* _Instructions to follow_
Leave the pictures out. Return all other data exactly.

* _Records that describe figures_
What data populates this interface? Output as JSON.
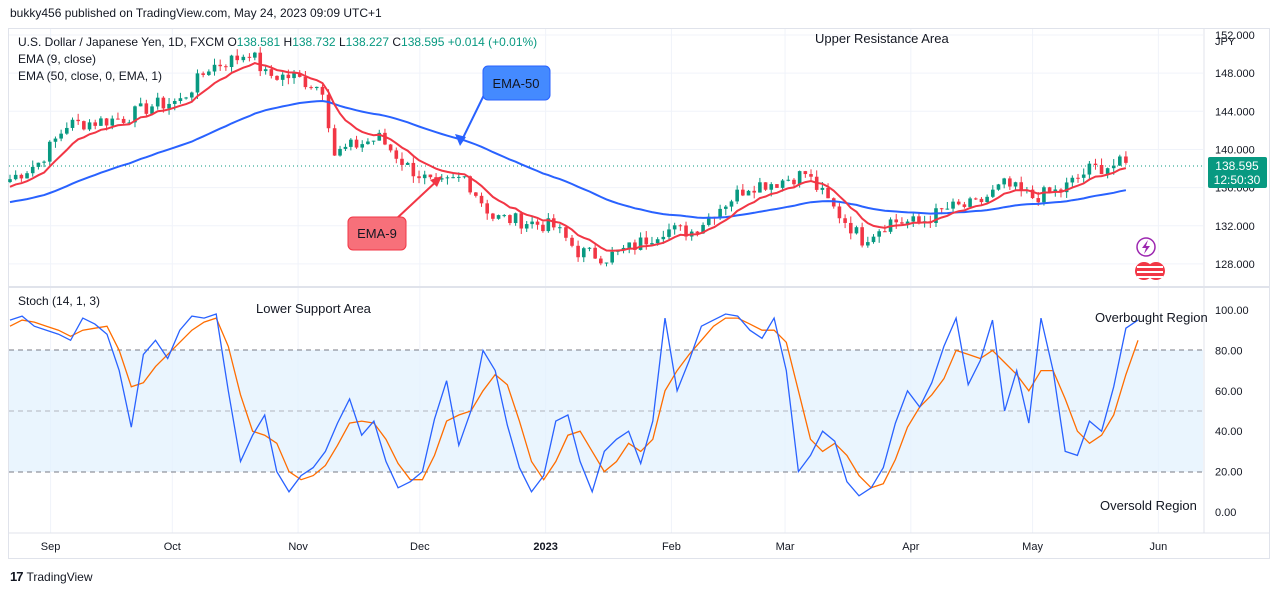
{
  "header": {
    "publisher_line": "bukky456 published on TradingView.com, May 24, 2023 09:09 UTC+1"
  },
  "legend": {
    "symbol_name": "U.S. Dollar / Japanese Yen, 1D, FXCM",
    "ohlc_prefix_o": "O",
    "open": "138.581",
    "ohlc_prefix_h": "H",
    "high": "138.732",
    "ohlc_prefix_l": "L",
    "low": "138.227",
    "ohlc_prefix_c": "C",
    "close": "138.595",
    "change": "+0.014 (+0.01%)",
    "ema9": "EMA (9, close)",
    "ema50": "EMA (50, close, 0, EMA, 1)",
    "stoch": "Stoch (14, 1, 3)"
  },
  "currency": "JPY",
  "price_badge": {
    "price": "138.595",
    "countdown": "12:50:30"
  },
  "annotations": {
    "upper_resistance": "Upper Resistance Area",
    "lower_support": "Lower Support Area",
    "overbought": "Overbought Region",
    "oversold": "Oversold Region",
    "ema50_callout": "EMA-50",
    "ema9_callout": "EMA-9"
  },
  "footer": {
    "brand": "TradingView"
  },
  "colors": {
    "bull": "#089981",
    "bear": "#f23645",
    "ema9": "#f23645",
    "ema50": "#2962ff",
    "stoch_k": "#2962ff",
    "stoch_d": "#ff6d00",
    "band": "#e3f2fd",
    "badge": "#089981"
  },
  "chart_data": [
    {
      "type": "candlestick",
      "title": "U.S. Dollar / Japanese Yen, 1D, FXCM",
      "y_axis_side": "right",
      "ylim": [
        126.0,
        152.0
      ],
      "y_ticks": [
        "152.000",
        "148.000",
        "144.000",
        "140.000",
        "136.000",
        "132.000",
        "128.000"
      ],
      "x_ticks": [
        "Sep",
        "Oct",
        "Nov",
        "Dec",
        "2023",
        "Feb",
        "Mar",
        "Apr",
        "May",
        "Jun"
      ],
      "last_price": 138.595,
      "close_series": [
        {
          "x": "2022-08-22",
          "close": 136.9
        },
        {
          "x": "2022-08-29",
          "close": 138.6
        },
        {
          "x": "2022-09-05",
          "close": 142.6
        },
        {
          "x": "2022-09-12",
          "close": 142.9
        },
        {
          "x": "2022-09-19",
          "close": 143.3
        },
        {
          "x": "2022-09-26",
          "close": 144.6
        },
        {
          "x": "2022-10-03",
          "close": 145.1
        },
        {
          "x": "2022-10-10",
          "close": 148.6
        },
        {
          "x": "2022-10-17",
          "close": 149.6
        },
        {
          "x": "2022-10-20",
          "close": 150.3
        },
        {
          "x": "2022-10-24",
          "close": 147.8
        },
        {
          "x": "2022-10-31",
          "close": 147.6
        },
        {
          "x": "2022-11-07",
          "close": 146.4
        },
        {
          "x": "2022-11-10",
          "close": 139.5
        },
        {
          "x": "2022-11-14",
          "close": 140.3
        },
        {
          "x": "2022-11-21",
          "close": 141.2
        },
        {
          "x": "2022-11-28",
          "close": 138.2
        },
        {
          "x": "2022-12-05",
          "close": 136.1
        },
        {
          "x": "2022-12-12",
          "close": 137.1
        },
        {
          "x": "2022-12-19",
          "close": 132.9
        },
        {
          "x": "2022-12-26",
          "close": 132.5
        },
        {
          "x": "2023-01-03",
          "close": 131.9
        },
        {
          "x": "2023-01-09",
          "close": 129.3
        },
        {
          "x": "2023-01-16",
          "close": 128.7
        },
        {
          "x": "2023-01-23",
          "close": 129.9
        },
        {
          "x": "2023-01-30",
          "close": 131.6
        },
        {
          "x": "2023-02-06",
          "close": 131.4
        },
        {
          "x": "2023-02-13",
          "close": 134.0
        },
        {
          "x": "2023-02-20",
          "close": 136.2
        },
        {
          "x": "2023-02-27",
          "close": 136.6
        },
        {
          "x": "2023-03-06",
          "close": 137.5
        },
        {
          "x": "2023-03-13",
          "close": 133.8
        },
        {
          "x": "2023-03-20",
          "close": 130.6
        },
        {
          "x": "2023-03-27",
          "close": 132.5
        },
        {
          "x": "2023-04-03",
          "close": 132.3
        },
        {
          "x": "2023-04-10",
          "close": 133.8
        },
        {
          "x": "2023-04-17",
          "close": 134.2
        },
        {
          "x": "2023-04-24",
          "close": 136.3
        },
        {
          "x": "2023-05-01",
          "close": 135.0
        },
        {
          "x": "2023-05-08",
          "close": 135.7
        },
        {
          "x": "2023-05-15",
          "close": 137.9
        },
        {
          "x": "2023-05-24",
          "close": 138.595
        }
      ]
    },
    {
      "type": "line",
      "title": "Stoch (14, 1, 3)",
      "ylim": [
        0,
        100
      ],
      "y_ticks": [
        "100.00",
        "80.00",
        "60.00",
        "40.00",
        "20.00",
        "0.00"
      ],
      "levels": [
        80,
        50,
        20
      ],
      "series": [
        {
          "name": "%K",
          "values": [
            95,
            97,
            92,
            90,
            88,
            85,
            96,
            93,
            88,
            70,
            42,
            78,
            85,
            76,
            90,
            97,
            96,
            98,
            60,
            25,
            38,
            48,
            20,
            10,
            18,
            22,
            30,
            44,
            56,
            38,
            45,
            25,
            12,
            15,
            20,
            46,
            65,
            33,
            50,
            80,
            70,
            43,
            22,
            10,
            18,
            45,
            48,
            25,
            10,
            30,
            36,
            40,
            24,
            45,
            96,
            60,
            75,
            92,
            95,
            98,
            97,
            90,
            86,
            96,
            70,
            20,
            28,
            40,
            35,
            15,
            8,
            12,
            22,
            44,
            60,
            52,
            64,
            82,
            96,
            63,
            75,
            95,
            50,
            70,
            44,
            96,
            70,
            30,
            28,
            45,
            40,
            62,
            91,
            95
          ]
        },
        {
          "name": "%D",
          "values": [
            92,
            95,
            94,
            92,
            90,
            87,
            90,
            91,
            92,
            80,
            62,
            64,
            72,
            78,
            84,
            90,
            94,
            96,
            82,
            58,
            40,
            38,
            34,
            20,
            16,
            18,
            23,
            33,
            44,
            45,
            44,
            36,
            24,
            16,
            16,
            28,
            45,
            48,
            50,
            60,
            68,
            63,
            45,
            25,
            16,
            25,
            38,
            40,
            30,
            20,
            25,
            34,
            30,
            36,
            60,
            70,
            78,
            85,
            92,
            96,
            96,
            93,
            90,
            90,
            84,
            60,
            36,
            30,
            34,
            28,
            18,
            12,
            14,
            26,
            42,
            52,
            58,
            66,
            80,
            78,
            76,
            80,
            74,
            68,
            60,
            70,
            70,
            56,
            40,
            34,
            38,
            48,
            68,
            85
          ]
        }
      ]
    }
  ]
}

* _Exercise solution_
What data populates this interface? Output as JSON.
{
  "header": {
    "publisher_line": "bukky456 published on TradingView.com, May 24, 2023 09:09 UTC+1"
  },
  "legend": {
    "symbol_name": "U.S. Dollar / Japanese Yen, 1D, FXCM",
    "ohlc_prefix_o": "O",
    "open": "138.581",
    "ohlc_prefix_h": "H",
    "high": "138.732",
    "ohlc_prefix_l": "L",
    "low": "138.227",
    "ohlc_prefix_c": "C",
    "close": "138.595",
    "change": "+0.014 (+0.01%)",
    "ema9": "EMA (9, close)",
    "ema50": "EMA (50, close, 0, EMA, 1)",
    "stoch": "Stoch (14, 1, 3)"
  },
  "currency": "JPY",
  "price_badge": {
    "price": "138.595",
    "countdown": "12:50:30"
  },
  "annotations": {
    "upper_resistance": "Upper Resistance Area",
    "lower_support": "Lower Support Area",
    "overbought": "Overbought Region",
    "oversold": "Oversold Region",
    "ema50_callout": "EMA-50",
    "ema9_callout": "EMA-9"
  },
  "footer": {
    "brand": "TradingView"
  },
  "colors": {
    "bull": "#089981",
    "bear": "#f23645",
    "ema9": "#f23645",
    "ema50": "#2962ff",
    "stoch_k": "#2962ff",
    "stoch_d": "#ff6d00",
    "band": "#e3f2fd",
    "badge": "#089981"
  },
  "chart_data": [
    {
      "type": "candlestick",
      "title": "U.S. Dollar / Japanese Yen, 1D, FXCM",
      "y_axis_side": "right",
      "ylim": [
        126.0,
        152.0
      ],
      "y_ticks": [
        "152.000",
        "148.000",
        "144.000",
        "140.000",
        "136.000",
        "132.000",
        "128.000"
      ],
      "x_ticks": [
        "Sep",
        "Oct",
        "Nov",
        "Dec",
        "2023",
        "Feb",
        "Mar",
        "Apr",
        "May",
        "Jun"
      ],
      "last_price": 138.595,
      "close_series": [
        {
          "x": "2022-08-22",
          "close": 136.9
        },
        {
          "x": "2022-08-29",
          "close": 138.6
        },
        {
          "x": "2022-09-05",
          "close": 142.6
        },
        {
          "x": "2022-09-12",
          "close": 142.9
        },
        {
          "x": "2022-09-19",
          "close": 143.3
        },
        {
          "x": "2022-09-26",
          "close": 144.6
        },
        {
          "x": "2022-10-03",
          "close": 145.1
        },
        {
          "x": "2022-10-10",
          "close": 148.6
        },
        {
          "x": "2022-10-17",
          "close": 149.6
        },
        {
          "x": "2022-10-20",
          "close": 150.3
        },
        {
          "x": "2022-10-24",
          "close": 147.8
        },
        {
          "x": "2022-10-31",
          "close": 147.6
        },
        {
          "x": "2022-11-07",
          "close": 146.4
        },
        {
          "x": "2022-11-10",
          "close": 139.5
        },
        {
          "x": "2022-11-14",
          "close": 140.3
        },
        {
          "x": "2022-11-21",
          "close": 141.2
        },
        {
          "x": "2022-11-28",
          "close": 138.2
        },
        {
          "x": "2022-12-05",
          "close": 136.1
        },
        {
          "x": "2022-12-12",
          "close": 137.1
        },
        {
          "x": "2022-12-19",
          "close": 132.9
        },
        {
          "x": "2022-12-26",
          "close": 132.5
        },
        {
          "x": "2023-01-03",
          "close": 131.9
        },
        {
          "x": "2023-01-09",
          "close": 129.3
        },
        {
          "x": "2023-01-16",
          "close": 128.7
        },
        {
          "x": "2023-01-23",
          "close": 129.9
        },
        {
          "x": "2023-01-30",
          "close": 131.6
        },
        {
          "x": "2023-02-06",
          "close": 131.4
        },
        {
          "x": "2023-02-13",
          "close": 134.0
        },
        {
          "x": "2023-02-20",
          "close": 136.2
        },
        {
          "x": "2023-02-27",
          "close": 136.6
        },
        {
          "x": "2023-03-06",
          "close": 137.5
        },
        {
          "x": "2023-03-13",
          "close": 133.8
        },
        {
          "x": "2023-03-20",
          "close": 130.6
        },
        {
          "x": "2023-03-27",
          "close": 132.5
        },
        {
          "x": "2023-04-03",
          "close": 132.3
        },
        {
          "x": "2023-04-10",
          "close": 133.8
        },
        {
          "x": "2023-04-17",
          "close": 134.2
        },
        {
          "x": "2023-04-24",
          "close": 136.3
        },
        {
          "x": "2023-05-01",
          "close": 135.0
        },
        {
          "x": "2023-05-08",
          "close": 135.7
        },
        {
          "x": "2023-05-15",
          "close": 137.9
        },
        {
          "x": "2023-05-24",
          "close": 138.595
        }
      ]
    },
    {
      "type": "line",
      "title": "Stoch (14, 1, 3)",
      "ylim": [
        0,
        100
      ],
      "y_ticks": [
        "100.00",
        "80.00",
        "60.00",
        "40.00",
        "20.00",
        "0.00"
      ],
      "levels": [
        80,
        50,
        20
      ],
      "series": [
        {
          "name": "%K",
          "values": [
            95,
            97,
            92,
            90,
            88,
            85,
            96,
            93,
            88,
            70,
            42,
            78,
            85,
            76,
            90,
            97,
            96,
            98,
            60,
            25,
            38,
            48,
            20,
            10,
            18,
            22,
            30,
            44,
            56,
            38,
            45,
            25,
            12,
            15,
            20,
            46,
            65,
            33,
            50,
            80,
            70,
            43,
            22,
            10,
            18,
            45,
            48,
            25,
            10,
            30,
            36,
            40,
            24,
            45,
            96,
            60,
            75,
            92,
            95,
            98,
            97,
            90,
            86,
            96,
            70,
            20,
            28,
            40,
            35,
            15,
            8,
            12,
            22,
            44,
            60,
            52,
            64,
            82,
            96,
            63,
            75,
            95,
            50,
            70,
            44,
            96,
            70,
            30,
            28,
            45,
            40,
            62,
            91,
            95
          ]
        },
        {
          "name": "%D",
          "values": [
            92,
            95,
            94,
            92,
            90,
            87,
            90,
            91,
            92,
            80,
            62,
            64,
            72,
            78,
            84,
            90,
            94,
            96,
            82,
            58,
            40,
            38,
            34,
            20,
            16,
            18,
            23,
            33,
            44,
            45,
            44,
            36,
            24,
            16,
            16,
            28,
            45,
            48,
            50,
            60,
            68,
            63,
            45,
            25,
            16,
            25,
            38,
            40,
            30,
            20,
            25,
            34,
            30,
            36,
            60,
            70,
            78,
            85,
            92,
            96,
            96,
            93,
            90,
            90,
            84,
            60,
            36,
            30,
            34,
            28,
            18,
            12,
            14,
            26,
            42,
            52,
            58,
            66,
            80,
            78,
            76,
            80,
            74,
            68,
            60,
            70,
            70,
            56,
            40,
            34,
            38,
            48,
            68,
            85
          ]
        }
      ]
    }
  ]
}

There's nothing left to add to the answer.